SET PROBLEM
From the listing below, select every line where the word "ontstond" appears.

ITEMS

────────────────────

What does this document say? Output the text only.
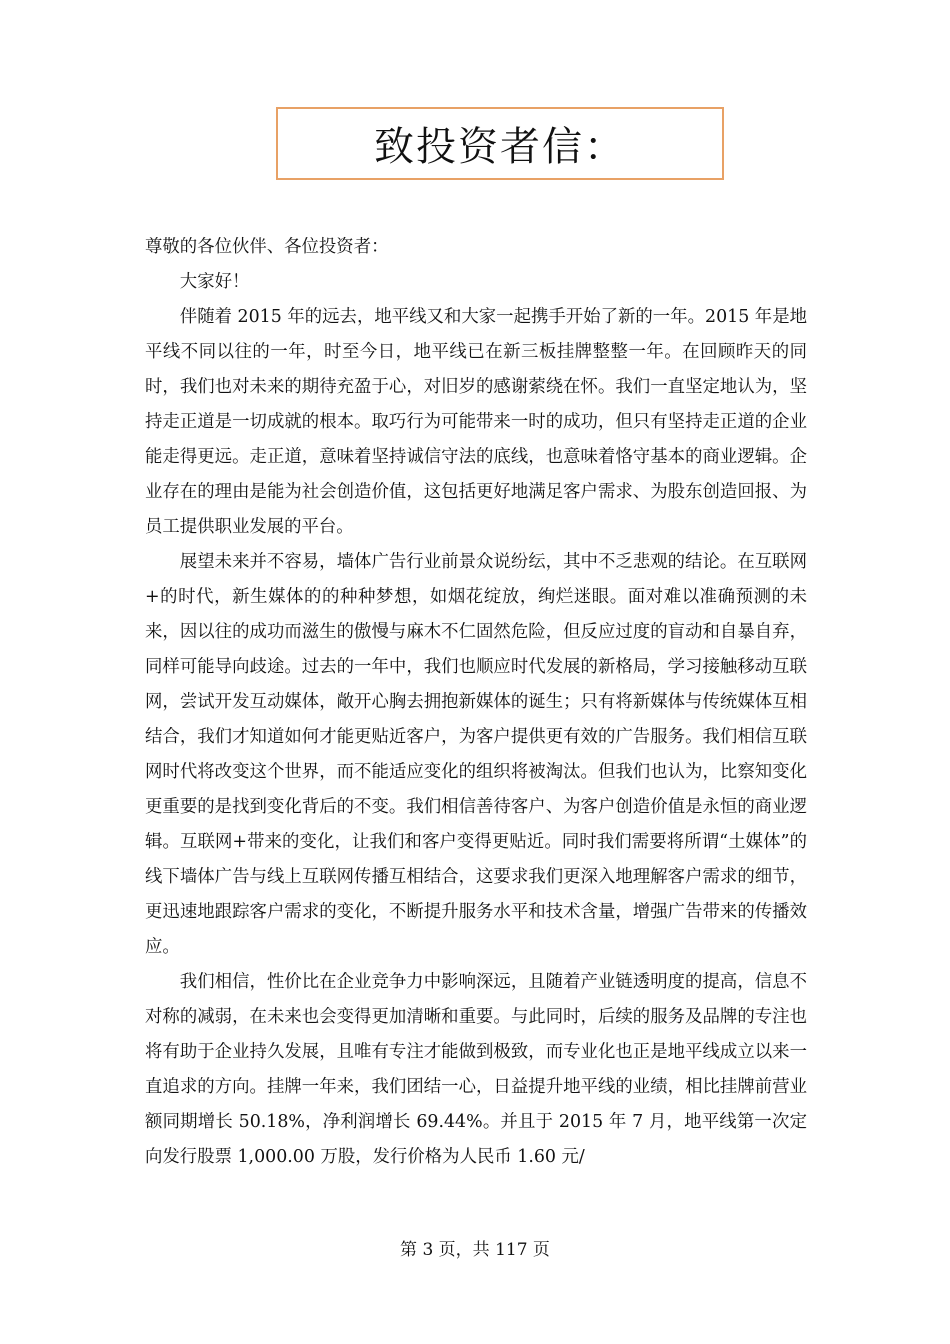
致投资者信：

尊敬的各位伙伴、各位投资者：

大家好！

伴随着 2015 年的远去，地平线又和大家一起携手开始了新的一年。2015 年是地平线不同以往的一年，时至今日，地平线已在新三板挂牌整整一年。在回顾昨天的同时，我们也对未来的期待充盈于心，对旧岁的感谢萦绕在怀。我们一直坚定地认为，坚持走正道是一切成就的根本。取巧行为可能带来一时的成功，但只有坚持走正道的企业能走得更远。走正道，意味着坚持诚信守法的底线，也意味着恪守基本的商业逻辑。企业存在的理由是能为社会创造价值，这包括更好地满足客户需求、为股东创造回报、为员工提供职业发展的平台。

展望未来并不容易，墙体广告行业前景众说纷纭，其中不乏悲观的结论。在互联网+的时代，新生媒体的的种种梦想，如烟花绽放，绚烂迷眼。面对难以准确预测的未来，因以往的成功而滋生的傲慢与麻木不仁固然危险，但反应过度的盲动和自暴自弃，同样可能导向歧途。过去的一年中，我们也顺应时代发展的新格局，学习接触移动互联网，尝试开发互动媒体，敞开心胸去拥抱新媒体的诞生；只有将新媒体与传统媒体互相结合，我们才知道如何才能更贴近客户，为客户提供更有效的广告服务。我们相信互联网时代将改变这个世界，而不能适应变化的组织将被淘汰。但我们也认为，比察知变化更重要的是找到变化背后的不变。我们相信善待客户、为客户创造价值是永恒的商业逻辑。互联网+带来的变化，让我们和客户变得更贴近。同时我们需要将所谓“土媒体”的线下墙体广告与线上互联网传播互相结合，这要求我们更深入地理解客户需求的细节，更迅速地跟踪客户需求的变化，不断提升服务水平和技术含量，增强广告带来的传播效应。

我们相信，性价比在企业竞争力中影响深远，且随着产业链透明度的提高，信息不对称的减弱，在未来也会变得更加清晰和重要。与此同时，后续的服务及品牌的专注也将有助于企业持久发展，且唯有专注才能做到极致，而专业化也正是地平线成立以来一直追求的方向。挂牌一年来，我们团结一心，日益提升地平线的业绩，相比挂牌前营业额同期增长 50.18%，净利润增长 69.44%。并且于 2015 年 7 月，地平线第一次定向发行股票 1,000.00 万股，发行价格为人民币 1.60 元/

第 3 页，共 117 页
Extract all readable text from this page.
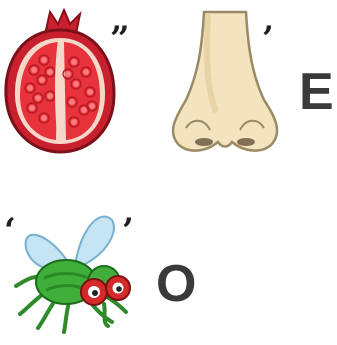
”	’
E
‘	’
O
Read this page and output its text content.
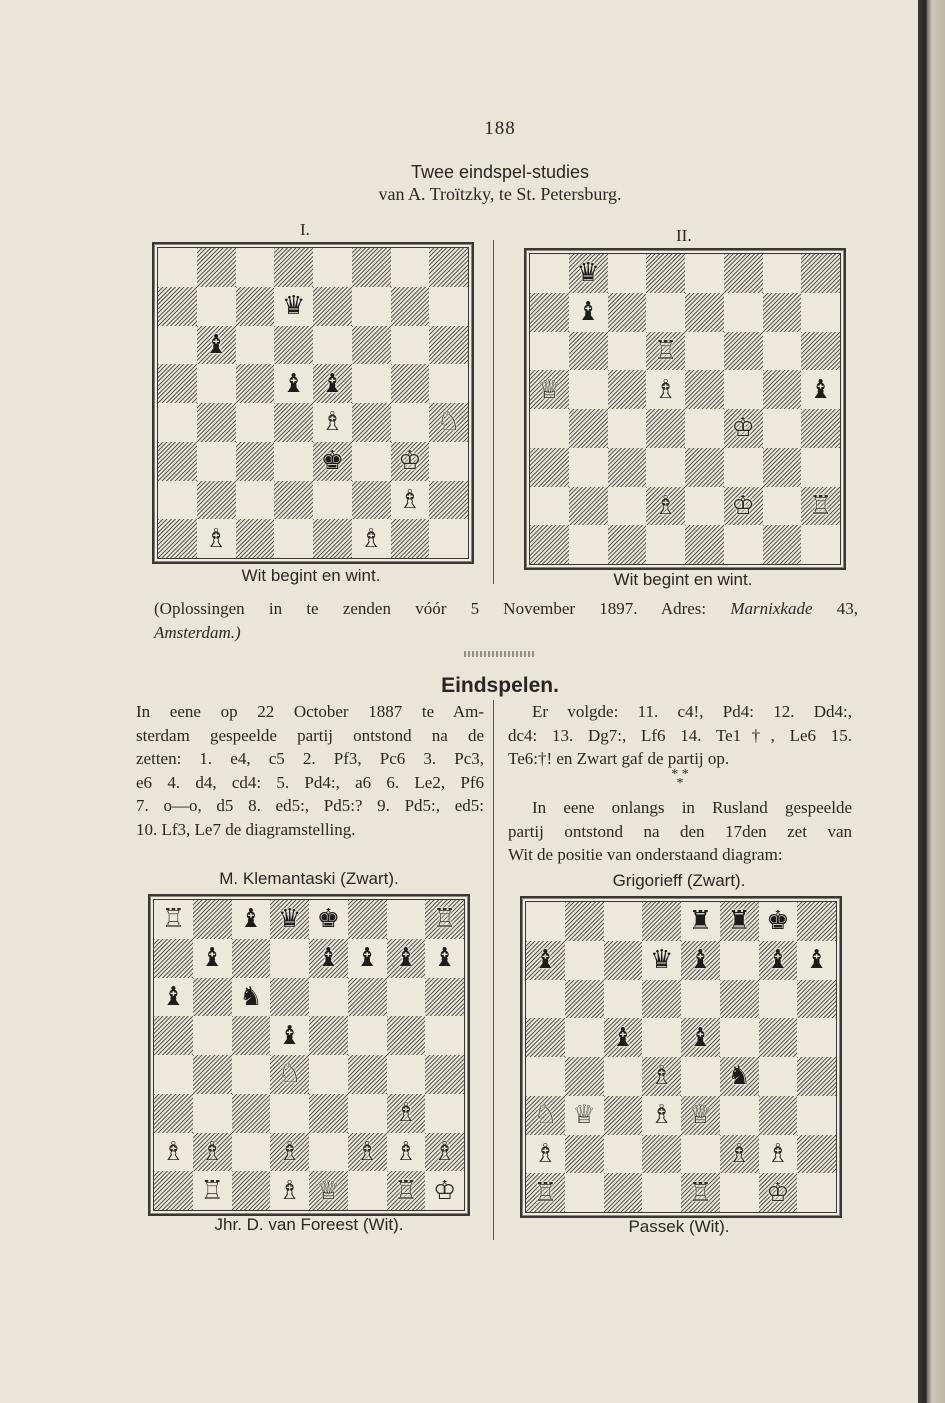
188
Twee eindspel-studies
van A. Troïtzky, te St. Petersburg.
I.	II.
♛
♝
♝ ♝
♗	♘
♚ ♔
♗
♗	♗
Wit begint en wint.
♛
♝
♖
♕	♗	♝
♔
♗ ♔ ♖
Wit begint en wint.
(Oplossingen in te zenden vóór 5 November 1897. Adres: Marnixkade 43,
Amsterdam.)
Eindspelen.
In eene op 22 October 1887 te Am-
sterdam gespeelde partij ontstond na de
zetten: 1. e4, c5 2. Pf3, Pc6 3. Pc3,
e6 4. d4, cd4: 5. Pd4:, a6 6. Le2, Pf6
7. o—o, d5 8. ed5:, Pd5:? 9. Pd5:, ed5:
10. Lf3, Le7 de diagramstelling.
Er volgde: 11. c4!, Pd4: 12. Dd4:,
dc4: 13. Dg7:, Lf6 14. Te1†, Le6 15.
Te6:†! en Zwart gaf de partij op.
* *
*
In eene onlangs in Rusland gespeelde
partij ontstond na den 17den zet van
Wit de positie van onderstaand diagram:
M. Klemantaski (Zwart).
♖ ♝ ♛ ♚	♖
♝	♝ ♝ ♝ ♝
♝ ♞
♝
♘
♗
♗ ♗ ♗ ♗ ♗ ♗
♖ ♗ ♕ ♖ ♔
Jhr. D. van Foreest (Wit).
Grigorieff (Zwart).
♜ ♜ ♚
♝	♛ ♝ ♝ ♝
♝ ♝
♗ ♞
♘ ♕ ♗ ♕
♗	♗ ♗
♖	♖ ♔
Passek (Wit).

────────────────────

OUTPUT FOR THIS TASK
sterdam gespeelde partij ontstond na de
partij ontstond na den 17den zet van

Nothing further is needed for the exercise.